Le film débute dans une salle de classe. Une scène d’insouciance qui, petit à petit, va monter crescendo et annoncer la suite. Cela commence par un enfant qui raconte une scène de violence dont aucun enfant ne devrait avoir connaissance. Puis tout à coup, on passe à un niveau supérieur avec la sonnerie qui retentit et les enfants qui doivent évacuer et rentrer au plus vite chez eux. La caméra suit le jeune Luis (Gael Vásquez) jusqu’à chez lui et ce moment de grande tension continue alors qu’il aide son père à barricader la maison. Agenouillés et blottis les uns contre les autres dans l’obscurité, la caméra est au plus près d’eux et à travers leurs regards et leur respiration saccadée, nous vivons aussi ce moment de forte tension jusqu’aux inévitables coups de feu. La peur est là, aussi présente chez les adultes que chez les enfants. Et cette peur, c’est ce quotidien violent et normalisé qui règne dans de nombreuses villes mexicaines.
Avec ce film, Diana Cardozo entend dépeindre cette réalité. Pour la suite du film, elle le fera en suivant le quotidien de Luis dans cet environnement mais aussi en s’intéressant à la relation qu’il entretient avec son père Manuel (José Antonio Becerril). Ce dernier aime son fils mais ne se rend pas compte que celui-ci n’a que sept ans. Au lieu de le protéger de cette (trop) dure réalité, il n’hésite pas à l’emmener avec lui lorsqu’il entre piller une maison, là où deux corps sans vie jonchent le sol devant l’entrée. De cette expédition, ils ramèneront un canapé orange qui jouera par la suite un rôle important. Dans cette virée, Luis y perdra son insouciance de jeunesse après ce face à face avec la mort où son regard ne pourra se détacher des corps étendus au sol.
Plus tard, c’est à l’école que les autres enfants lui reprocheront d’être le fils d’un voleur, vu en train de piller la maison. Luis ne supporte pas d’entendre cela et se bagarre (attitude qu’encouragera vivement Manuel). Mais au fond, il comprend et voit bien que ce père qu’il idéalisait n’est pas si parfait et qu’il possède des failles. Quant à Manuel, il sent aussi que la situation lui échappe et que son fils prend conscience de certaines choses. Alors il essaye, maladroitement, de rectifier le tir pour redevenir ce père héroïque et idéal auprès de son fils. La scène où ils partent tous les deux à vélo avec le canapé orange pour tenter de le vendre est saisissante. Certes un peu longue mais au-delà de l’incroyable rendu cinématographique avec un brouillard qui enveloppe en même temps les montagnes et les personnages, cette épreuve, tant physique que psychologique, montre bien là l’échec de cette tentative. Manuel perd pied et cet effort ne lui servira finalement à rien si ce n’est à perdre encore un peu plus de crédit aux yeux de Luis.

^^^^

- Travail demandé -
1) Pouvez-vous citer mot pour mot le passage de la critique du film qui va de « Avec ce film, Diana » à « étendus au sol. » ?
2) Les affirmations suivantes concordent-elles avec la critique du film ? (a) Luis n'a que sept ans. (b) Le canapé rapporté de la maison pillée est bleu. (c) Manuel désapprouve que Luis se batte à l'école. Répondez par oui ou par non à chacune, en citant les mots décisifs de la critique.

^^^^

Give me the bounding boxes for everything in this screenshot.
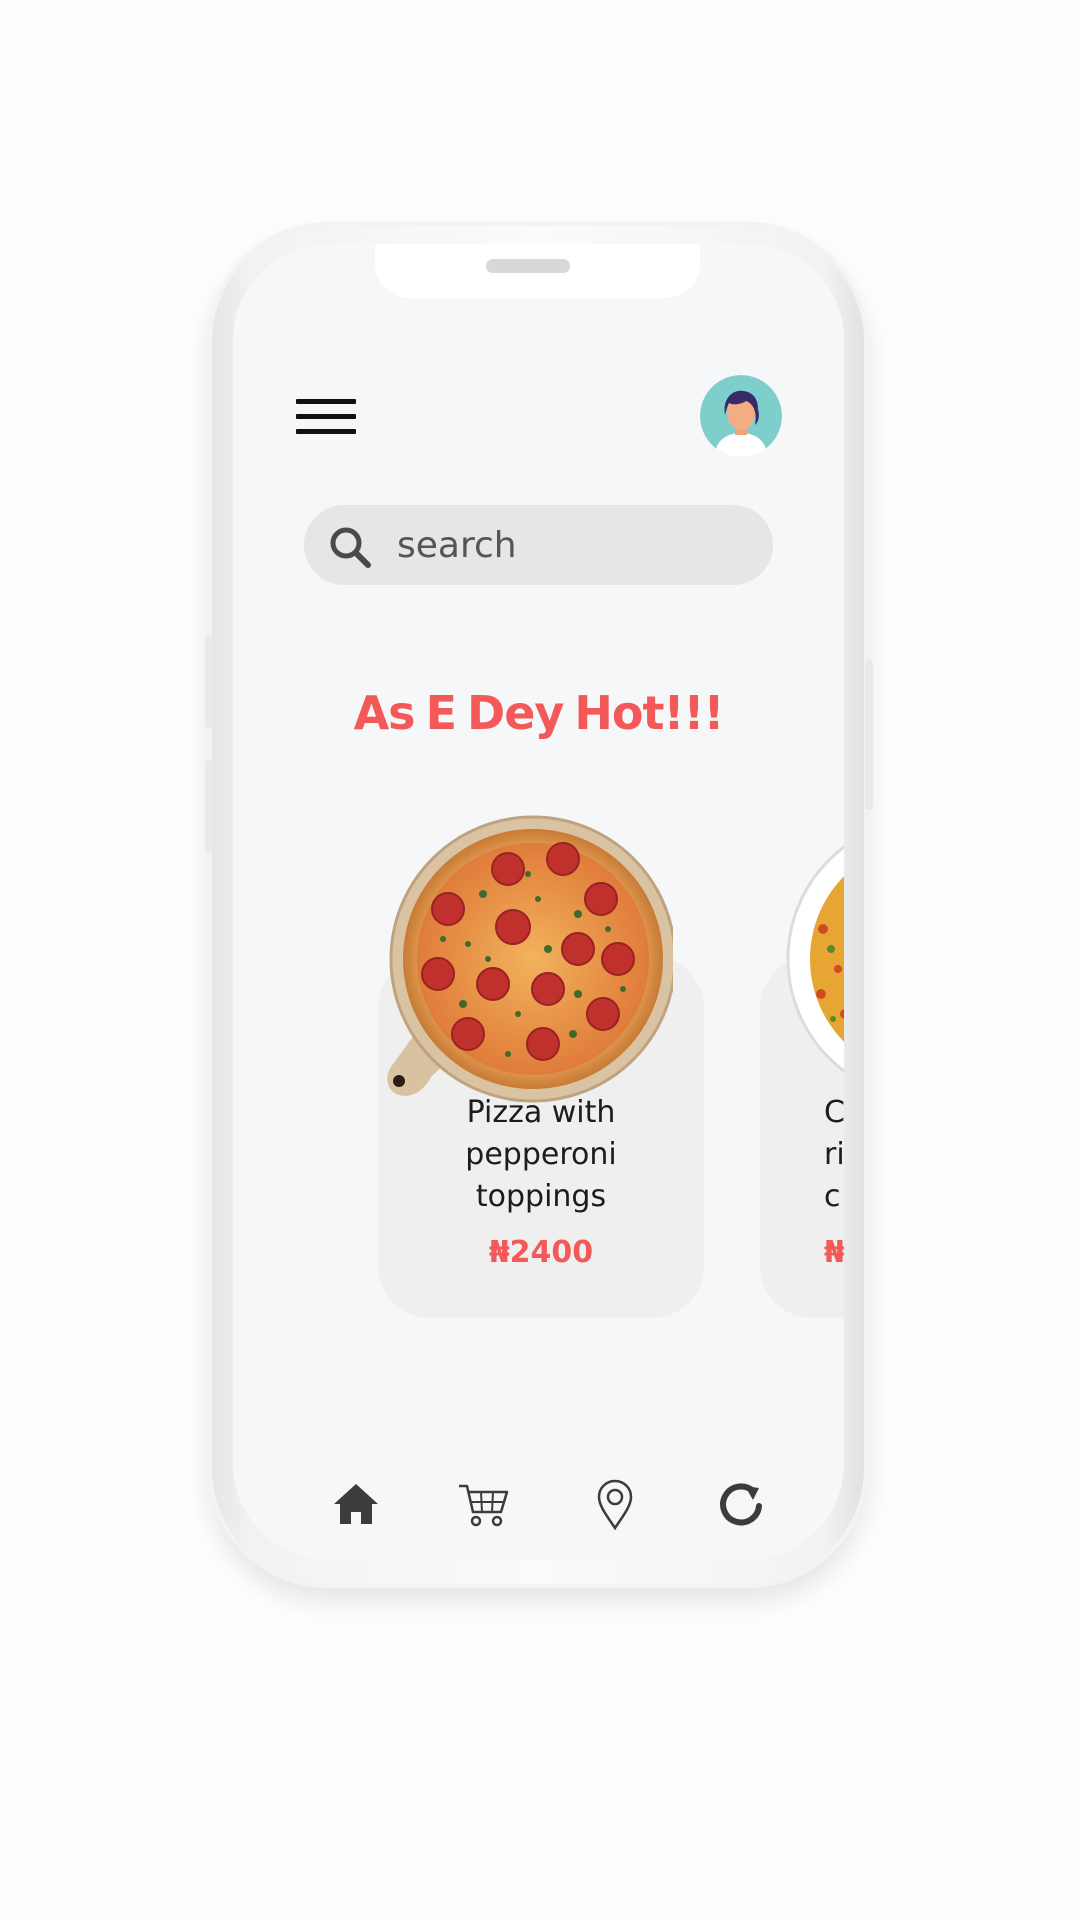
stage: As E Dey Hot!!! Pizza with pepperoni top… [0, 0, 1080, 1920]
refresh-icon[interactable] [713, 1476, 769, 1532]
cart-icon[interactable] [455, 1476, 511, 1532]
rice-plate-image[interactable] [783, 819, 844, 1099]
product-title-line: toppings [475, 1179, 607, 1214]
hamburger-menu-icon[interactable] [296, 397, 356, 441]
phone-screen: As E Dey Hot!!! Pizza with pepperoni top… [233, 244, 844, 1560]
pepperoni-pizza-image[interactable] [373, 809, 673, 1119]
product-price: ₦2400 [488, 1235, 594, 1270]
promo-headline: As E Dey Hot!!! [353, 686, 725, 740]
search-input[interactable] [397, 517, 737, 573]
product-title-line: c [824, 1179, 841, 1214]
phone-notch [375, 244, 700, 298]
search-bar[interactable] [304, 505, 773, 585]
phone-side-button-volume-up [205, 636, 213, 728]
product-title-line: pepperoni [465, 1137, 617, 1172]
speaker-grille [486, 259, 570, 273]
product-title: C ri c [824, 1092, 844, 1218]
product-price: ₦ [824, 1235, 844, 1270]
search-icon [330, 527, 371, 568]
phone-side-button-power [865, 660, 873, 810]
user-avatar[interactable] [700, 375, 782, 457]
phone-side-button-volume-down [205, 760, 213, 852]
avatar-illustration [700, 375, 782, 457]
product-title-line: ri [824, 1137, 844, 1172]
location-pin-icon[interactable] [587, 1476, 643, 1532]
home-icon[interactable] [328, 1476, 384, 1532]
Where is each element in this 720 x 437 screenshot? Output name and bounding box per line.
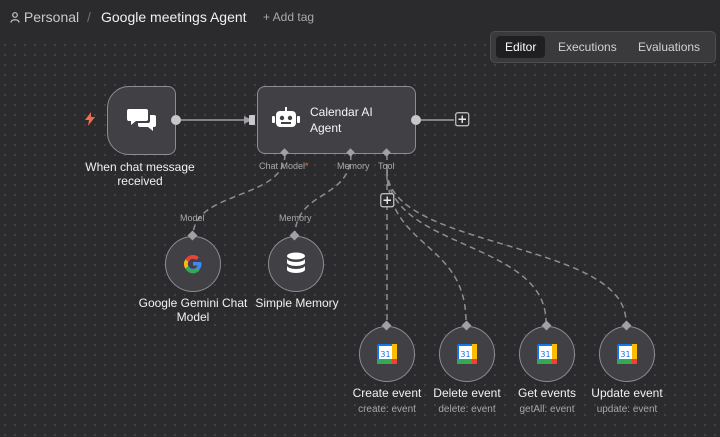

^^^^

- Corrigé des exercices -
1)
Avec ce film, Diana Cardozo entend dépeindre cette réalité. Pour la suite du film, elle le fera en suivant le quotidien de Luis dans cet environnement mais aussi en s’intéressant à la relation qu’il entretient avec son père Manuel (José Antonio Becerril). Ce dernier aime son fils mais ne se rend pas compte que celui-ci n’a que sept ans. Au lieu de le protéger de cette (trop) dure réalité, il n’hésite pas à l’emmener avec lui lorsqu’il entre piller une maison, là où deux corps sans vie jonchent le sol devant l’entrée. De cette expédition, ils ramèneront un canapé orange qui jouera par la suite un rôle important. Dans cette virée, Luis y perdra son insouciance de jeunesse après ce face à face avec la mort où son regard ne pourra se détacher des corps étendus au sol.

2)
(a) Oui : « celui-ci n’a que sept ans ».
(b) Non : « ils ramèneront un canapé orange ».
(c) Non : « attitude qu’encouragera vivement Manuel ».